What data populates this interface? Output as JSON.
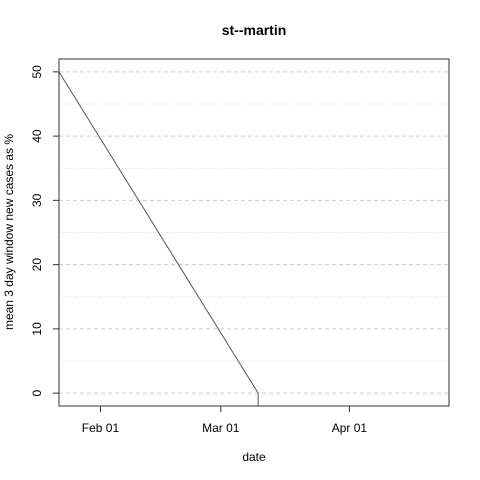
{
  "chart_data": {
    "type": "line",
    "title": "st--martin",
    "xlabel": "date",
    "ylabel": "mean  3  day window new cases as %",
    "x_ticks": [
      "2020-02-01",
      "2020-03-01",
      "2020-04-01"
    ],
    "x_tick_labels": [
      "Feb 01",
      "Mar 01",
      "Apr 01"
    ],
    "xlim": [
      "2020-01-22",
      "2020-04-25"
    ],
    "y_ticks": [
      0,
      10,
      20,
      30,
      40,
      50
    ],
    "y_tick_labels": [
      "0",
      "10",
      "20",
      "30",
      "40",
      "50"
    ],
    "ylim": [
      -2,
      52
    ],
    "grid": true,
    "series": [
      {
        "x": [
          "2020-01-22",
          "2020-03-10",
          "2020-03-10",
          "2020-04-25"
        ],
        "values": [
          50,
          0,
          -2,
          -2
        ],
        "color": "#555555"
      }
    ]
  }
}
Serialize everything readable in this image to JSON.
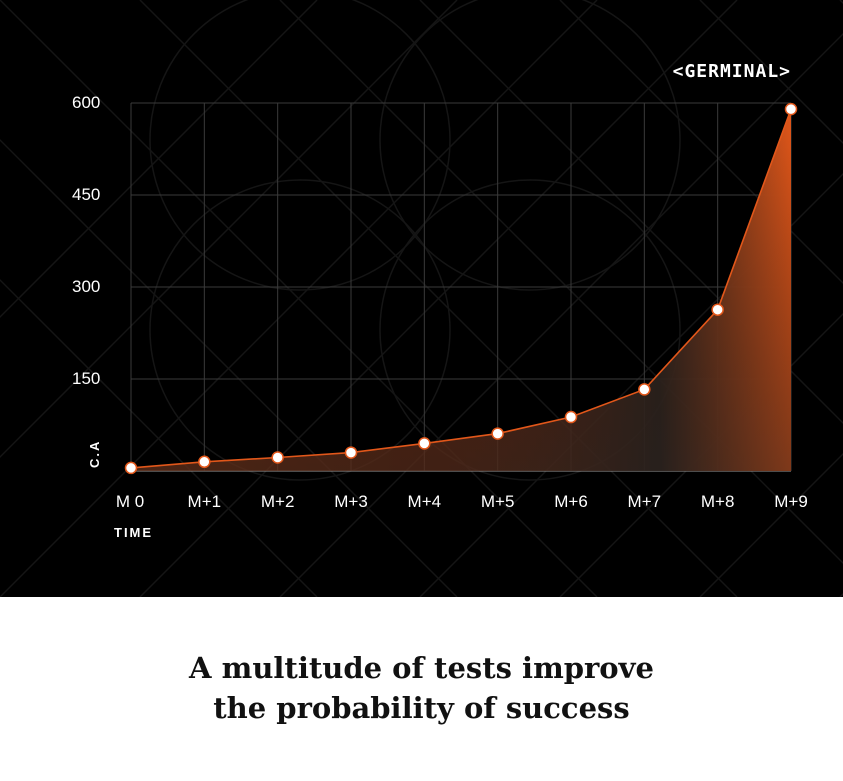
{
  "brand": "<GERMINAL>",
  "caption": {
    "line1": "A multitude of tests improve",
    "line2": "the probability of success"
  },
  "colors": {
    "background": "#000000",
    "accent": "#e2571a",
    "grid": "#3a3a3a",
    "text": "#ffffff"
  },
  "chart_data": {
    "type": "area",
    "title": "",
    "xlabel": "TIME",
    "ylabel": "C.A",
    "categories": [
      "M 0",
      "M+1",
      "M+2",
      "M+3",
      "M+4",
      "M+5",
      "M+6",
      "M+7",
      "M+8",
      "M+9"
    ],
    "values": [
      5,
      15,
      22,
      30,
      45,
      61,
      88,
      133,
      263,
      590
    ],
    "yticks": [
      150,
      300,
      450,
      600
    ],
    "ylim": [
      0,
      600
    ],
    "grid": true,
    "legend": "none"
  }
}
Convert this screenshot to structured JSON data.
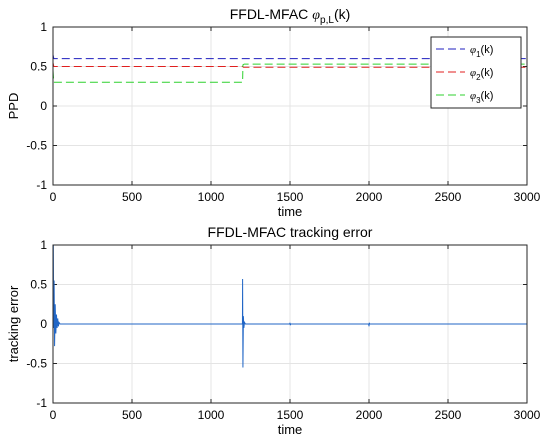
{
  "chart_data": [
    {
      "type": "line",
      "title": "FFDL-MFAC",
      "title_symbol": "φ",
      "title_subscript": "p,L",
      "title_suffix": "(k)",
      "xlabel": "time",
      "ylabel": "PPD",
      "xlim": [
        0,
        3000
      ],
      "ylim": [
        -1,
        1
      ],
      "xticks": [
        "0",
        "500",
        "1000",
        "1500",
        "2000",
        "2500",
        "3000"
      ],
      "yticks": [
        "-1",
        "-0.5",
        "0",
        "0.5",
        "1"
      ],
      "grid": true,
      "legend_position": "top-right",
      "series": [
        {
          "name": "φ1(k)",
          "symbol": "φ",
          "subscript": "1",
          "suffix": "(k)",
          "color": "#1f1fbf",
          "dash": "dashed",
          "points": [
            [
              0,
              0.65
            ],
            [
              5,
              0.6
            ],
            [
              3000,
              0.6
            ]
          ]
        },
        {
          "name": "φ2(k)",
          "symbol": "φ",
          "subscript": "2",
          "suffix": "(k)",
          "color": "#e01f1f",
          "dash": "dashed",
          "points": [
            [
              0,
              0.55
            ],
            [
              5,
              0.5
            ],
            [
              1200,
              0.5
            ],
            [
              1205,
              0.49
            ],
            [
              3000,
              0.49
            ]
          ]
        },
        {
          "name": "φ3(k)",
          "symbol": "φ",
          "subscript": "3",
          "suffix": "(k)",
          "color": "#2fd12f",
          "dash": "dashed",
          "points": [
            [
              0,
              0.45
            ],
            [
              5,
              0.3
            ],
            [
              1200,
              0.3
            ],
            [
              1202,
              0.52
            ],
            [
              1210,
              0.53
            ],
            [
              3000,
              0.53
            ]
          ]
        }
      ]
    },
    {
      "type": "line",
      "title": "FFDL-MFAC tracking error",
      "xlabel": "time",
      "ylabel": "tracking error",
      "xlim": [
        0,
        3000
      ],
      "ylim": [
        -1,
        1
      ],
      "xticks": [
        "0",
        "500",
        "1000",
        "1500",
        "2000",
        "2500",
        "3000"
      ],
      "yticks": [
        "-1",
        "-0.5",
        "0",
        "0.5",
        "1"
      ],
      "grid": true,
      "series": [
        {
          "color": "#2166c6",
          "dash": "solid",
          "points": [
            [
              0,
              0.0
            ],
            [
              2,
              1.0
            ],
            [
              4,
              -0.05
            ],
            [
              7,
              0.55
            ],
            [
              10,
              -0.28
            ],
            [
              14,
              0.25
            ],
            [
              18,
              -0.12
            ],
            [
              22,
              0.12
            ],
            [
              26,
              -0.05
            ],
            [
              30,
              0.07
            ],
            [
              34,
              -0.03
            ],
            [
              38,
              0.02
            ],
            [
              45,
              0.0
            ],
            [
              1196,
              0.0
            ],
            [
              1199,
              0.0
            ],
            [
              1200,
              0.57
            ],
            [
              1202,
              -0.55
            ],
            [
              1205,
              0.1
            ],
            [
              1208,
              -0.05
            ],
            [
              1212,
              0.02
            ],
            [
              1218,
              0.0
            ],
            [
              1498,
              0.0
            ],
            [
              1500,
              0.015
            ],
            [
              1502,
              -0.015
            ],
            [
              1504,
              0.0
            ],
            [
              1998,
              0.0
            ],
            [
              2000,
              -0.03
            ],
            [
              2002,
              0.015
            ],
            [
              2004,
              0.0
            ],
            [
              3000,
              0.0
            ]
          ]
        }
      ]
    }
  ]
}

Objective:
Across the material above, count every line holding "MFAC" and write down only the number.

Response:
2